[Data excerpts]
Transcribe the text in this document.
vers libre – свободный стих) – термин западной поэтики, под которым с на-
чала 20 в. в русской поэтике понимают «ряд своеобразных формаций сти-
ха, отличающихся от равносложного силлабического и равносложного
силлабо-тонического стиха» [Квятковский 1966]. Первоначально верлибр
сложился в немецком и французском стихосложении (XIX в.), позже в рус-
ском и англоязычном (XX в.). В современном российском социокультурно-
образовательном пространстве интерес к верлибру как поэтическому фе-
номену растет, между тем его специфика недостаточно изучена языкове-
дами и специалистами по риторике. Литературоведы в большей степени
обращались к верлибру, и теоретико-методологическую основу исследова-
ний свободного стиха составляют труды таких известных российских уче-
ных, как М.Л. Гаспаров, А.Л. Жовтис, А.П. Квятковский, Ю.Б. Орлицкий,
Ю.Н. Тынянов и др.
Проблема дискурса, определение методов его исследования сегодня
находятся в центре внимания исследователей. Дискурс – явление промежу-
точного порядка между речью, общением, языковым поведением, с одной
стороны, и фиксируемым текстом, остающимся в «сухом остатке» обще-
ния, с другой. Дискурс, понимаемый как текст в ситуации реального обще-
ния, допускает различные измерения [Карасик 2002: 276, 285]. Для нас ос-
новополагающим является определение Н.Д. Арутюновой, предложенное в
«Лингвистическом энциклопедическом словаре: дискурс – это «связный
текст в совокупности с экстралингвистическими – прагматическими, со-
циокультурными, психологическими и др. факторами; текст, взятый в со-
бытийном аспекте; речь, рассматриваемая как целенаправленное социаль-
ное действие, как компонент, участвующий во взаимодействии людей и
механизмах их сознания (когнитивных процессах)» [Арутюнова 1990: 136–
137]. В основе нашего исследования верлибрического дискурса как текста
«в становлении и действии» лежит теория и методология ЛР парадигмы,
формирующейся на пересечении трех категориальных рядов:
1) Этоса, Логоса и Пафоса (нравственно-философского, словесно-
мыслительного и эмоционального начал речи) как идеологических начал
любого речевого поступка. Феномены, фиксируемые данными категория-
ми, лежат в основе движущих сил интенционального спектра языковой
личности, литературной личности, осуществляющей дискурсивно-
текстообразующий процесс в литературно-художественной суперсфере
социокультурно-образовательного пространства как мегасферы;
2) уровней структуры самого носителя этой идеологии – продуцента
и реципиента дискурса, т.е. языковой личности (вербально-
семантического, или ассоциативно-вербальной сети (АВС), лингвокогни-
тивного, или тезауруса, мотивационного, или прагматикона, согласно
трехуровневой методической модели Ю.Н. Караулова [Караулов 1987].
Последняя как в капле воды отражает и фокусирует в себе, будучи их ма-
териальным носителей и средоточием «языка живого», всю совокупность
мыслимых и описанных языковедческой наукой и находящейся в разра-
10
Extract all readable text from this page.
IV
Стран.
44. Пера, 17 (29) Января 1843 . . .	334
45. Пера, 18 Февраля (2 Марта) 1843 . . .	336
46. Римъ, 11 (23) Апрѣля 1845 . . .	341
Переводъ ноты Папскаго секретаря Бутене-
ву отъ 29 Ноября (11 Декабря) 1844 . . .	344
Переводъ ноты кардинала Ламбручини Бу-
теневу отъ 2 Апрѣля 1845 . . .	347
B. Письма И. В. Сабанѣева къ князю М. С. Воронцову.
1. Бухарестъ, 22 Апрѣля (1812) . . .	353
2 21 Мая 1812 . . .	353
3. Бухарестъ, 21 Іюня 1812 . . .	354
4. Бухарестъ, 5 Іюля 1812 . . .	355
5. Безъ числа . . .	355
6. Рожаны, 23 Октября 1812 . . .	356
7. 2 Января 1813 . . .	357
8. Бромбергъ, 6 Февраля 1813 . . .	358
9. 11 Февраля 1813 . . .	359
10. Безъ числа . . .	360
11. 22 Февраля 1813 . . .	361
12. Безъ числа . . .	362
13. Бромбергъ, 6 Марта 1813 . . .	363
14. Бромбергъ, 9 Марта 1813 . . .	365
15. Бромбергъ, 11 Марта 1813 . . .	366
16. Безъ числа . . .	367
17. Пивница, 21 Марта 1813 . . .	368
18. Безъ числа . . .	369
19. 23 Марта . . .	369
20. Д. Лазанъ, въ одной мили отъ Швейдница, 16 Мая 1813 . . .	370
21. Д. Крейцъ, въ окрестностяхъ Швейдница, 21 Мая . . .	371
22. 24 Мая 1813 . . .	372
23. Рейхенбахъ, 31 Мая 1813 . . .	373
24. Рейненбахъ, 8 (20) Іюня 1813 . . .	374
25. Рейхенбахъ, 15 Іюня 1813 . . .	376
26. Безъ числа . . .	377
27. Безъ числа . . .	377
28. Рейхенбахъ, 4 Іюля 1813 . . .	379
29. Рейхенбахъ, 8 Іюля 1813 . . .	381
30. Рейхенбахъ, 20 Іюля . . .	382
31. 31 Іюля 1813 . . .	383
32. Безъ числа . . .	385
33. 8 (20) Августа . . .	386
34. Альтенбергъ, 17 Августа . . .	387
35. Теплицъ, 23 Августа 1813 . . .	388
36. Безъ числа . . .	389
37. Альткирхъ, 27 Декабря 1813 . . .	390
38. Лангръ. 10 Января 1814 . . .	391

__TASK TO CARRY OUT__
Each line above is to be repeated exactly.

__WORKED ANSWER__
Transcribe the text in this document.
vers libre – свободный стих) – термин западной поэтики, под которым с на-
чала 20 в. в русской поэтике понимают «ряд своеобразных формаций сти-
ха, отличающихся от равносложного силлабического и равносложного
силлабо-тонического стиха» [Квятковский 1966]. Первоначально верлибр
сложился в немецком и французском стихосложении (XIX в.), позже в рус-
ском и англоязычном (XX в.). В современном российском социокультурно-
образовательном пространстве интерес к верлибру как поэтическому фе-
номену растет, между тем его специфика недостаточно изучена языкове-
дами и специалистами по риторике. Литературоведы в большей степени
обращались к верлибру, и теоретико-методологическую основу исследова-
ний свободного стиха составляют труды таких известных российских уче-
ных, как М.Л. Гаспаров, А.Л. Жовтис, А.П. Квятковский, Ю.Б. Орлицкий,
Ю.Н. Тынянов и др.
Проблема дискурса, определение методов его исследования сегодня
находятся в центре внимания исследователей. Дискурс – явление промежу-
точного порядка между речью, общением, языковым поведением, с одной
стороны, и фиксируемым текстом, остающимся в «сухом остатке» обще-
ния, с другой. Дискурс, понимаемый как текст в ситуации реального обще-
ния, допускает различные измерения [Карасик 2002: 276, 285]. Для нас ос-
новополагающим является определение Н.Д. Арутюновой, предложенное в
«Лингвистическом энциклопедическом словаре: дискурс – это «связный
текст в совокупности с экстралингвистическими – прагматическими, со-
циокультурными, психологическими и др. факторами; текст, взятый в со-
бытийном аспекте; речь, рассматриваемая как целенаправленное социаль-
ное действие, как компонент, участвующий во взаимодействии людей и
механизмах их сознания (когнитивных процессах)» [Арутюнова 1990: 136–
137]. В основе нашего исследования верлибрического дискурса как текста
«в становлении и действии» лежит теория и методология ЛР парадигмы,
формирующейся на пересечении трех категориальных рядов:
1) Этоса, Логоса и Пафоса (нравственно-философского, словесно-
мыслительного и эмоционального начал речи) как идеологических начал
любого речевого поступка. Феномены, фиксируемые данными категория-
ми, лежат в основе движущих сил интенционального спектра языковой
личности, литературной личности, осуществляющей дискурсивно-
текстообразующий процесс в литературно-художественной суперсфере
социокультурно-образовательного пространства как мегасферы;
2) уровней структуры самого носителя этой идеологии – продуцента
и реципиента дискурса, т.е. языковой личности (вербально-
семантического, или ассоциативно-вербальной сети (АВС), лингвокогни-
тивного, или тезауруса, мотивационного, или прагматикона, согласно
трехуровневой методической модели Ю.Н. Караулова [Караулов 1987].
Последняя как в капле воды отражает и фокусирует в себе, будучи их ма-
териальным носителей и средоточием «языка живого», всю совокупность
мыслимых и описанных языковедческой наукой и находящейся в разра-
10
Extract all readable text from this page.
IV
Стран.
44. Пера, 17 (29) Января 1843 . . .	334
45. Пера, 18 Февраля (2 Марта) 1843 . . .	336
46. Римъ, 11 (23) Апрѣля 1845 . . .	341
Переводъ ноты Папскаго секретаря Бутене-
ву отъ 29 Ноября (11 Декабря) 1844 . . .	344
Переводъ ноты кардинала Ламбручини Бу-
теневу отъ 2 Апрѣля 1845 . . .	347
B. Письма И. В. Сабанѣева къ князю М. С. Воронцову.
1. Бухарестъ, 22 Апрѣля (1812) . . .	353
2 21 Мая 1812 . . .	353
3. Бухарестъ, 21 Іюня 1812 . . .	354
4. Бухарестъ, 5 Іюля 1812 . . .	355
5. Безъ числа . . .	355
6. Рожаны, 23 Октября 1812 . . .	356
7. 2 Января 1813 . . .	357
8. Бромбергъ, 6 Февраля 1813 . . .	358
9. 11 Февраля 1813 . . .	359
10. Безъ числа . . .	360
11. 22 Февраля 1813 . . .	361
12. Безъ числа . . .	362
13. Бромбергъ, 6 Марта 1813 . . .	363
14. Бромбергъ, 9 Марта 1813 . . .	365
15. Бромбергъ, 11 Марта 1813 . . .	366
16. Безъ числа . . .	367
17. Пивница, 21 Марта 1813 . . .	368
18. Безъ числа . . .	369
19. 23 Марта . . .	369
20. Д. Лазанъ, въ одной мили отъ Швейдница, 16 Мая 1813 . . .	370
21. Д. Крейцъ, въ окрестностяхъ Швейдница, 21 Мая . . .	371
22. 24 Мая 1813 . . .	372
23. Рейхенбахъ, 31 Мая 1813 . . .	373
24. Рейненбахъ, 8 (20) Іюня 1813 . . .	374
25. Рейхенбахъ, 15 Іюня 1813 . . .	376
26. Безъ числа . . .	377
27. Безъ числа . . .	377
28. Рейхенбахъ, 4 Іюля 1813 . . .	379
29. Рейхенбахъ, 8 Іюля 1813 . . .	381
30. Рейхенбахъ, 20 Іюля . . .	382
31. 31 Іюля 1813 . . .	383
32. Безъ числа . . .	385
33. 8 (20) Августа . . .	386
34. Альтенбергъ, 17 Августа . . .	387
35. Теплицъ, 23 Августа 1813 . . .	388
36. Безъ числа . . .	389
37. Альткирхъ, 27 Декабря 1813 . . .	390
38. Лангръ. 10 Января 1814 . . .	391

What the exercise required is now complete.